JOB
Find every line in the records that holds the string "colour". Copy each one.

──────────

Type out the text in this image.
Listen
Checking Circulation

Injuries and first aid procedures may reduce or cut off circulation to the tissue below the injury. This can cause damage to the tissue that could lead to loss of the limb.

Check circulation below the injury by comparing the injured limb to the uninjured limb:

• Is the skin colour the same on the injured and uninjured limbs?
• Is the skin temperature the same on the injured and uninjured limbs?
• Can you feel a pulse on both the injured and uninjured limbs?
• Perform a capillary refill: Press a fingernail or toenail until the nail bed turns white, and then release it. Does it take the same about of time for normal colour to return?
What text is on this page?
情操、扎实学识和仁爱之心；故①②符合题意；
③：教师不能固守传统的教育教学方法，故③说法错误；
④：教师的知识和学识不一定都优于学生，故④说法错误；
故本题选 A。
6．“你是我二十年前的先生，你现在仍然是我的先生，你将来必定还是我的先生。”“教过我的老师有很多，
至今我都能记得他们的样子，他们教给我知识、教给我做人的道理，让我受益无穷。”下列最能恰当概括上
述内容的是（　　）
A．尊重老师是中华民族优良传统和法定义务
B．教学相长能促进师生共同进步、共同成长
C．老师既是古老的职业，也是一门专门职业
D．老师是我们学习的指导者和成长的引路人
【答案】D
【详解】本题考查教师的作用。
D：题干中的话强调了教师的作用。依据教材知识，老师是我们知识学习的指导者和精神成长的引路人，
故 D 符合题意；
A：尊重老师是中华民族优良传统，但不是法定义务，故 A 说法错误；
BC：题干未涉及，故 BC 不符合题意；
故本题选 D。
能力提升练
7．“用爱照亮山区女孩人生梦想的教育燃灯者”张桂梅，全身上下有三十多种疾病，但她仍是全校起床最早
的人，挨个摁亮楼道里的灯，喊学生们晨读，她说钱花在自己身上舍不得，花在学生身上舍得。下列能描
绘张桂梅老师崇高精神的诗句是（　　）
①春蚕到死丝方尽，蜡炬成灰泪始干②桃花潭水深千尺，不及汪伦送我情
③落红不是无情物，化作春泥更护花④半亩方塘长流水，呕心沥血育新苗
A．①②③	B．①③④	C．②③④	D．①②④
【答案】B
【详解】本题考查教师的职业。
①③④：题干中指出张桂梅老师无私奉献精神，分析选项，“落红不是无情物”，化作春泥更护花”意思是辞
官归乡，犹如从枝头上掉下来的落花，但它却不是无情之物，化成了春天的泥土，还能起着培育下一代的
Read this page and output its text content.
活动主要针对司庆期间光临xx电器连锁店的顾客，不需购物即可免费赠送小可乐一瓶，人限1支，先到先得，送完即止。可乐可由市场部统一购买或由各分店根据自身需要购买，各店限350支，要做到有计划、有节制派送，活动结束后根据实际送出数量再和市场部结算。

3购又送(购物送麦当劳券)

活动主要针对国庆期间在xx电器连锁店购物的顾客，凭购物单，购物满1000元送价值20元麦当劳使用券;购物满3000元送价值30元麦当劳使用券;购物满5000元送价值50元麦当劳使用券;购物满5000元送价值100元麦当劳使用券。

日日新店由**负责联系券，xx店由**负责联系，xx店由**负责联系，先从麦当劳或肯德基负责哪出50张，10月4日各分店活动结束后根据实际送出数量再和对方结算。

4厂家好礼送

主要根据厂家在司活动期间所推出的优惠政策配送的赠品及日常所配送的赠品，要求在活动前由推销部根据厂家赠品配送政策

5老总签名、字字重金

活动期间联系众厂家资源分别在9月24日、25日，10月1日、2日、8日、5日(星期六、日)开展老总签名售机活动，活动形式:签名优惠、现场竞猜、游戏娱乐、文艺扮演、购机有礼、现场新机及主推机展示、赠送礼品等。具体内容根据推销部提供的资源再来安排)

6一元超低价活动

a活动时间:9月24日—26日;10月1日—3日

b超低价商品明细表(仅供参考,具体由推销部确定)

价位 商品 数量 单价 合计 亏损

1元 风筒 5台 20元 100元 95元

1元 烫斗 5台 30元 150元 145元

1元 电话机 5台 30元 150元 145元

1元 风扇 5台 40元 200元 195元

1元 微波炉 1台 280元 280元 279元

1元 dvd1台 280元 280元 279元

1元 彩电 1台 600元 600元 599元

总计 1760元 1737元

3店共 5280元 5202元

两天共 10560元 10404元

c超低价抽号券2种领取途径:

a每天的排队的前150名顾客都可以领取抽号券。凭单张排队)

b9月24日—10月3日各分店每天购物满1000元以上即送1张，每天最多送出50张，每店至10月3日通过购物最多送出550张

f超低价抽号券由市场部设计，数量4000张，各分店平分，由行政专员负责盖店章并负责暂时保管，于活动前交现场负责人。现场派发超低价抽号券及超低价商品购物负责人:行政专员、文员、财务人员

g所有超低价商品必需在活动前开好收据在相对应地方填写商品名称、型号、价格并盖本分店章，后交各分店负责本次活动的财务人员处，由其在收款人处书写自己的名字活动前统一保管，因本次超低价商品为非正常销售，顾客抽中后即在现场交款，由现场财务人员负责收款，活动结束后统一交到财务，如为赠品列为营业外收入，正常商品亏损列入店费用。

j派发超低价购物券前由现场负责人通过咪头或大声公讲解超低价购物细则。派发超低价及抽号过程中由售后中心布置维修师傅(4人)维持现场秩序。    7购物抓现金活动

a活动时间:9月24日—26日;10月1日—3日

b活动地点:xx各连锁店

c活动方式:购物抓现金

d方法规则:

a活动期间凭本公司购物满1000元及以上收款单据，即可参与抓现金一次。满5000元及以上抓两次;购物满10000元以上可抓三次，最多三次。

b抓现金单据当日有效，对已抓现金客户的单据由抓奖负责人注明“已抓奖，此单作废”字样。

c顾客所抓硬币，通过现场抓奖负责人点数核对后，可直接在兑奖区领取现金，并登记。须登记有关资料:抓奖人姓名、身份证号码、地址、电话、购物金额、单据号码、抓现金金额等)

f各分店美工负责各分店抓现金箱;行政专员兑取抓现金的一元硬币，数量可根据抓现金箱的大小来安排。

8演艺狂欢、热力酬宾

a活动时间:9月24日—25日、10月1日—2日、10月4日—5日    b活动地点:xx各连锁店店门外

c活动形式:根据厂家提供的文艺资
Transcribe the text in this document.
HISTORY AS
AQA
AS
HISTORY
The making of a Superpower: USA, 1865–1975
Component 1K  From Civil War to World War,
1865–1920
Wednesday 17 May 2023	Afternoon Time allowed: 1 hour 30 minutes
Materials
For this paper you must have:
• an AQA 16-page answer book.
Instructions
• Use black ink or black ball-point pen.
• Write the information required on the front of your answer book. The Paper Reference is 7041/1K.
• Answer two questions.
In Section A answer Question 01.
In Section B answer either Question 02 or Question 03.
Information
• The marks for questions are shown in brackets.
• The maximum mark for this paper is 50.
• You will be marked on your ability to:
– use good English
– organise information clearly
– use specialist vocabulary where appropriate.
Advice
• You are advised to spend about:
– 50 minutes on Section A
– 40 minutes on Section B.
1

──────────

TASK RESULT
• Is the skin colour the same on the injured and uninjured limbs?
• Perform a capillary refill: Press a fingernail or toenail until the nail bed turns white, and then release it. Does it take the same about of time for normal colour to return?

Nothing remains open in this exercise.